▶ _The request_
Search the data below for the string "countries". Extract every line that contains it.

(Dataset entries on figures)

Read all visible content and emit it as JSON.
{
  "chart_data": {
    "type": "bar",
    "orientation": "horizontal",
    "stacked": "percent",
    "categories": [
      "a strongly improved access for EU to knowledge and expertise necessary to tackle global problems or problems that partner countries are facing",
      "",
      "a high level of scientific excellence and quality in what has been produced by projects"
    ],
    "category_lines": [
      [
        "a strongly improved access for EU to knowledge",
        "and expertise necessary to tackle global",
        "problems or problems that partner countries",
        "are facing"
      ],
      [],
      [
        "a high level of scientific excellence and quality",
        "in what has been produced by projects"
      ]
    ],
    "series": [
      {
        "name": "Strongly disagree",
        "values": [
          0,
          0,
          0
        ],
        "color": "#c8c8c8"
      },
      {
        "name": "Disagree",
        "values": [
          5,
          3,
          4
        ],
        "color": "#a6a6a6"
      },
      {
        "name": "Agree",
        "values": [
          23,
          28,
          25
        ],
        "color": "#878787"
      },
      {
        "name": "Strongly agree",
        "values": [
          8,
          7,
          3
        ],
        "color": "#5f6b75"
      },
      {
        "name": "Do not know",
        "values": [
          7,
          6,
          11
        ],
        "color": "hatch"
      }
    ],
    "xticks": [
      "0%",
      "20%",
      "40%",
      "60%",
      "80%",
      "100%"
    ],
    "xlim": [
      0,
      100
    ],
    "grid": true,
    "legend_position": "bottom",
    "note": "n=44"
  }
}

▶ _Final result_
      "a strongly improved access for EU to knowledge and expertise necessary to tackle global problems or problems that partner countries are facing",
        "problems or problems that partner countries",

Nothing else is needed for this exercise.